__Sezione del documento__

Spesso evitiamo di pensare al futuro perché la turbolenza del presente ci crea angoscia e apprensione: le ricorrenti crisi economiche, i conflitti bellici, i cambiamenti climatici sembrano enormi macigni che pesano sul destino delle prossime generazioni. Pur non sottovalutando questi fattori, bisogna sforzarsi invece di pensare a come stimolare un’evoluzione positiva del contesto generale, a come esserne partecipi e a come vogliamo posizionarci rispetto alle opportunità che il futuro ci può offrire. Come diceva il poeta Tonino Guerra in una vecchia pubblicità: “L’ottimismo è il profumo della vita” e dobbiamo lasciarci guidare da questo profumo se vogliamo esplorare futuri migliori.

__Elenco grezzo__
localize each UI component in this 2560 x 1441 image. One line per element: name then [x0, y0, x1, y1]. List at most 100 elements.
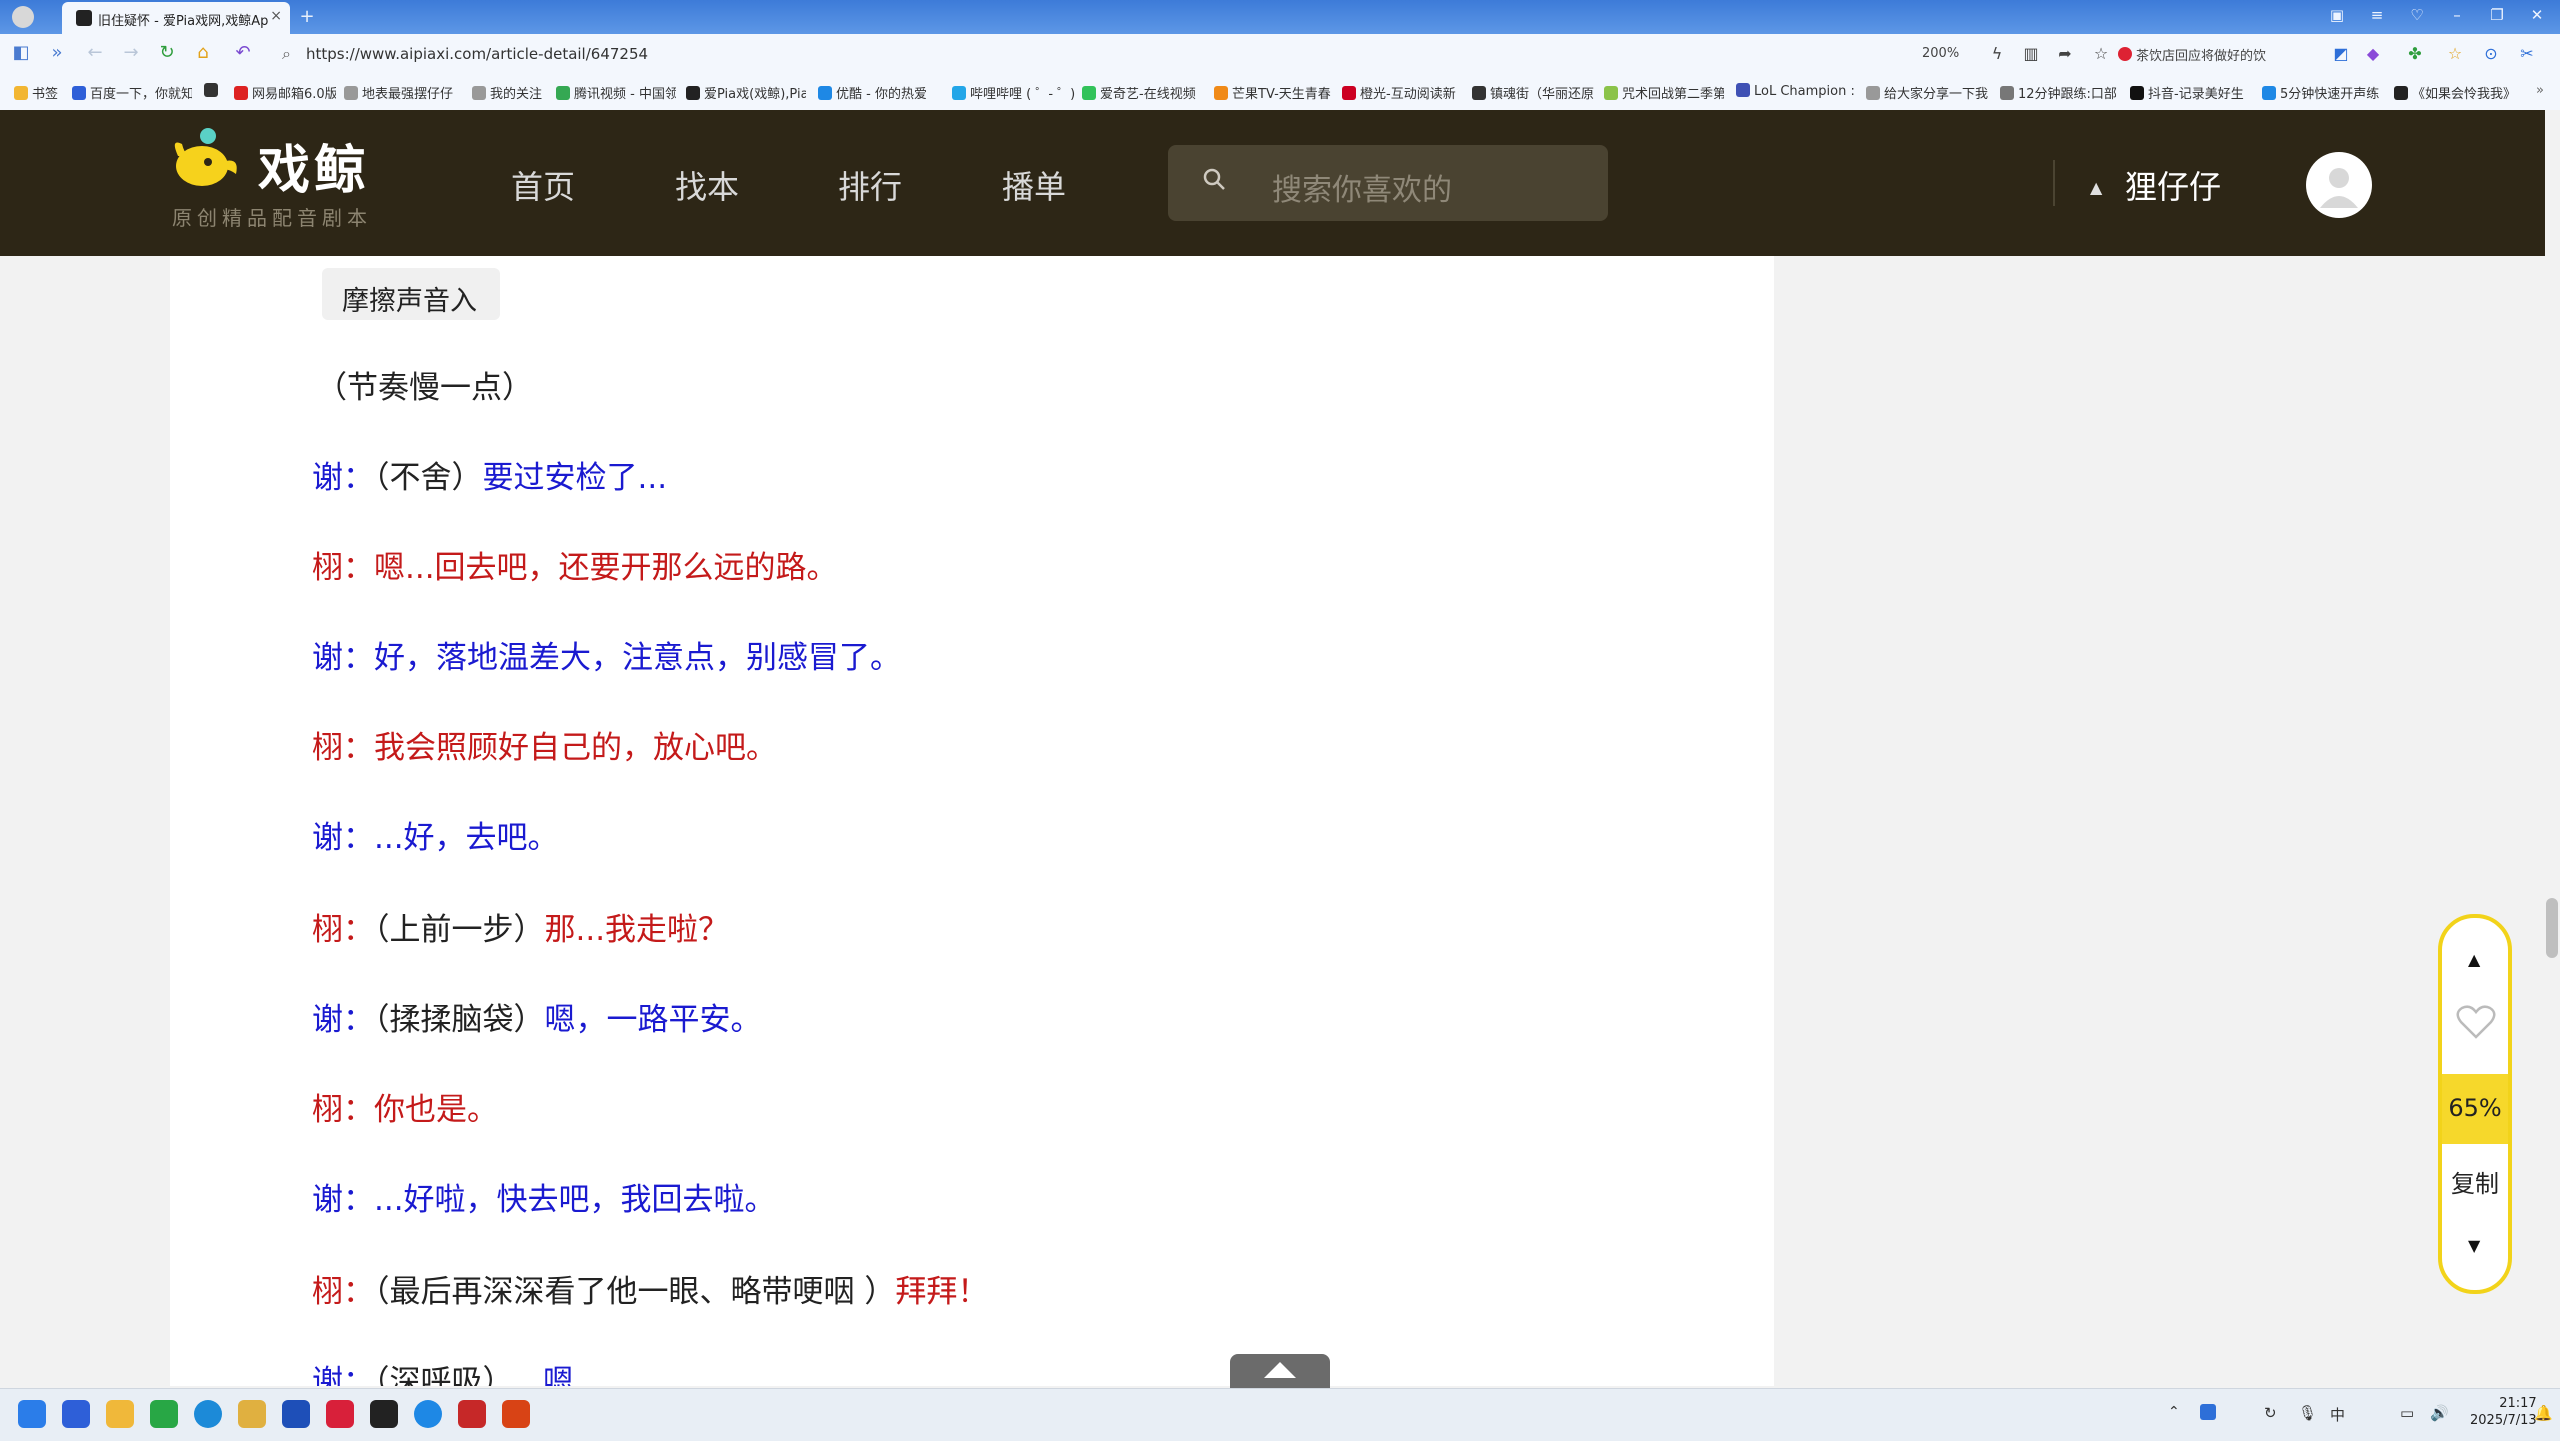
- restore-icon[interactable]: ❐: [2486, 6, 2508, 28]
- forward-icon[interactable]: →: [118, 42, 144, 66]
- username[interactable]: 狸仔仔: [2125, 162, 2221, 208]
- new-tab-button[interactable]: +: [295, 6, 319, 28]
- zoom-level[interactable]: 200%: [1922, 46, 1959, 61]
- bookmark-item[interactable]: 优酷 - 你的热爱: [818, 83, 942, 102]
- expand-panel-button[interactable]: [1230, 1354, 1330, 1388]
- bookmark-item[interactable]: 芒果TV-天生青春: [1214, 83, 1334, 102]
- back-icon[interactable]: ←: [82, 42, 108, 66]
- bookmark-item[interactable]: 咒术回战第二季第: [1604, 83, 1724, 102]
- start-icon[interactable]: [18, 1400, 46, 1428]
- bookmark-item[interactable]: 橙光-互动阅读新: [1342, 83, 1464, 102]
- translate-icon[interactable]: ◩: [2330, 44, 2352, 66]
- nav-playlist[interactable]: 播单: [1002, 162, 1066, 208]
- avatar[interactable]: [2306, 152, 2372, 218]
- bookmark-item[interactable]: 12分钟跟练:口部: [2000, 83, 2120, 102]
- stage-note: （揉揉脑袋）: [374, 1002, 545, 1038]
- search-input[interactable]: 搜索你喜欢的: [1272, 165, 1452, 209]
- news-ticker[interactable]: 茶饮店回应将做好的饮: [2136, 45, 2306, 64]
- app-k-icon[interactable]: [62, 1400, 90, 1428]
- expand-icon[interactable]: »: [44, 42, 70, 66]
- star-icon[interactable]: ☆: [2090, 44, 2112, 66]
- bookmark-item[interactable]: 地表最强摆仔仔: [344, 83, 460, 102]
- skin-icon[interactable]: ♡: [2406, 6, 2428, 28]
- caret-up-icon[interactable]: ▲: [2090, 178, 2102, 197]
- bookmark-item[interactable]: [204, 83, 226, 99]
- sidebar-icon[interactable]: ◧: [8, 42, 34, 66]
- tray-sync-icon[interactable]: ↻: [2264, 1404, 2277, 1422]
- tray-clock[interactable]: 21:17 2025/7/13: [2470, 1395, 2537, 1429]
- sfx-tag[interactable]: 摩擦声音入: [322, 268, 500, 320]
- download-icon[interactable]: ⊙: [2480, 44, 2502, 66]
- tools-icon[interactable]: ✂: [2516, 44, 2538, 66]
- bookmark-item[interactable]: 网易邮箱6.0版: [234, 83, 336, 102]
- page-scrollbar[interactable]: [2545, 110, 2560, 1388]
- tray-ime-icon[interactable]: 中: [2330, 1404, 2345, 1425]
- sidebar-toggle-icon[interactable]: ▣: [2326, 6, 2348, 28]
- search-icon[interactable]: [1202, 167, 1226, 191]
- netease-music-icon[interactable]: [326, 1400, 354, 1428]
- tab-close-icon[interactable]: ×: [270, 8, 282, 24]
- scroll-up-icon[interactable]: ▲: [2468, 950, 2480, 969]
- menu-icon[interactable]: ≡: [2366, 6, 2388, 28]
- scrollbar-thumb[interactable]: [2546, 898, 2558, 958]
- home-icon[interactable]: ⌂: [190, 42, 216, 66]
- tray-mic-icon[interactable]: 🎙: [2298, 1404, 2317, 1422]
- bookmark-item[interactable]: 爱Pia戏(戏鲸),Pia: [686, 83, 806, 102]
- bookmark-item[interactable]: 《如果会怜我我》: [2394, 83, 2514, 102]
- favorites-icon[interactable]: ☆: [2444, 44, 2466, 66]
- browser-profile-icon[interactable]: [12, 6, 34, 28]
- bookmarks-more-icon[interactable]: »: [2536, 83, 2552, 98]
- app-orange-icon[interactable]: [502, 1400, 530, 1428]
- refresh-icon[interactable]: ↻: [154, 42, 180, 66]
- browser-tab[interactable]: 旧住疑怀 - 爱Pia戏网,戏鲸App ×: [62, 2, 290, 34]
- nav-ranking[interactable]: 排行: [838, 162, 902, 208]
- extension-icon[interactable]: ◆: [2362, 44, 2384, 66]
- minimize-icon[interactable]: –: [2446, 6, 2468, 28]
- notification-icon[interactable]: 🔔: [2534, 1404, 2553, 1422]
- puzzle-icon[interactable]: ✤: [2404, 44, 2426, 66]
- xijing-app-icon[interactable]: [370, 1400, 398, 1428]
- bookmark-item[interactable]: 腾讯视频 - 中国领: [556, 83, 676, 102]
- nav-find-script[interactable]: 找本: [675, 162, 739, 208]
- bookmark-item[interactable]: 书签: [14, 83, 60, 102]
- heart-icon[interactable]: [2456, 1004, 2496, 1040]
- bookmark-item[interactable]: 我的关注: [472, 83, 552, 102]
- bookmark-item[interactable]: LoL Champion :: [1736, 83, 1854, 99]
- line-text: 好，落地温差大，注意点，别感冒了。: [374, 640, 901, 676]
- bookmark-item[interactable]: 镇魂街（华丽还原: [1472, 83, 1596, 102]
- tab-title: 旧住疑怀 - 爱Pia戏网,戏鲸App: [98, 14, 268, 29]
- app-green-icon[interactable]: [150, 1400, 178, 1428]
- tray-volume-icon[interactable]: 🔊: [2430, 1404, 2449, 1422]
- undo-icon[interactable]: ↶: [230, 42, 256, 66]
- site-info-icon[interactable]: ⌕: [282, 44, 291, 64]
- search-box[interactable]: 搜索你喜欢的: [1168, 145, 1608, 221]
- tray-network-icon[interactable]: ▭: [2400, 1404, 2414, 1422]
- bookmark-item[interactable]: 抖音-记录美好生: [2130, 83, 2254, 102]
- edge-icon[interactable]: [194, 1400, 222, 1428]
- bookmark-item[interactable]: 5分钟快速开声练: [2262, 83, 2382, 102]
- reader-icon[interactable]: ▥: [2020, 44, 2042, 66]
- address-bar[interactable]: https://www.aipiaxi.com/article-detail/6…: [306, 45, 648, 63]
- tray-app-icon[interactable]: [2200, 1404, 2216, 1420]
- nav-home[interactable]: 首页: [511, 162, 575, 208]
- browser-app-icon[interactable]: [414, 1400, 442, 1428]
- file-explorer-icon[interactable]: [106, 1400, 134, 1428]
- bookmark-item[interactable]: 哔哩哔哩 ( ゜- ゜): [952, 83, 1076, 102]
- share-icon[interactable]: ➦: [2054, 44, 2076, 66]
- app-game-icon[interactable]: [238, 1400, 266, 1428]
- tray-expand-icon[interactable]: ⌃: [2168, 1404, 2180, 1420]
- site-logo-text[interactable]: 戏鲸: [258, 128, 370, 203]
- scroll-down-icon[interactable]: ▼: [2468, 1236, 2480, 1255]
- speaker: 栩：: [312, 1092, 374, 1128]
- bookmark-item[interactable]: 给大家分享一下我: [1866, 83, 1990, 102]
- speaker: 谢：: [312, 1002, 374, 1038]
- app-red-icon[interactable]: [458, 1400, 486, 1428]
- site-logo-subtitle: 原创精品配音剧本: [172, 206, 372, 230]
- app-blue-icon[interactable]: [282, 1400, 310, 1428]
- whale-logo-icon[interactable]: [170, 126, 242, 192]
- copy-button[interactable]: 复制: [2442, 1164, 2508, 1199]
- close-window-icon[interactable]: ✕: [2526, 6, 2548, 28]
- bookmark-item[interactable]: 爱奇艺-在线视频: [1082, 83, 1206, 102]
- bookmark-item[interactable]: 百度一下，你就知: [72, 83, 192, 102]
- lightning-icon[interactable]: ϟ: [1986, 44, 2008, 66]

__Cosa fare__
• 1. Modifica il brano sul futuro riportandolo da "Spesso evitiamo di" fino a "esplorare futuri migliori." compreso, con "ostacoli" al posto di "macigni".
• 2. Riprendi il brano sul futuro e l'ottimismo e proseguilo dopo la sua ultima frase.

__Risultati in ordine__
• 1.
Spesso evitiamo di pensare al futuro perché la turbolenza del presente ci crea angoscia e apprensione: le ricorrenti crisi economiche, i conflitti bellici, i cambiamenti climatici sembrano enormi ostacoli che pesano sul destino delle prossime generazioni. Pur non sottovalutando questi fattori, bisogna sforzarsi invece di pensare a come stimolare un’evoluzione positiva del contesto generale, a come esserne partecipi e a come vogliamo posizionarci rispetto alle opportunità che il futuro ci può offrire. Come diceva il poeta Tonino Guerra in una vecchia pubblicità: “L’ottimismo è il profumo della vita” e dobbiamo lasciarci guidare da questo profumo se vogliamo esplorare futuri migliori.

• 2.
Pensare il futuro
Pensare il futuro è una cosa molto diversa da pensare al futuro: nel primo caso creiamo in prima persona gli scenari che per noi sarebbero più desiderabili, nel secondo caso accettiamo di interagire con situazioni che sono state colonizzate qualcun altro. Per essere protagonisti del nostro destino dobbiamo essere in grado di comprendere i megatrends di lungo periodo incrociandoli con i segnali deboli già disponibili nel presente e, in base a questi, di elaborare una visione personalizzata con cui ci vogliamo collocare nel futuro. Non possiamo evitare totalmente la colonizzazione perché dipende da fattori su cui non abbiamo il controllo (tecnologie, decisioni politiche, eventi straordinari) ma possiamo sicuramente trovare il modo per ricavarci uno spazio soddisfacente.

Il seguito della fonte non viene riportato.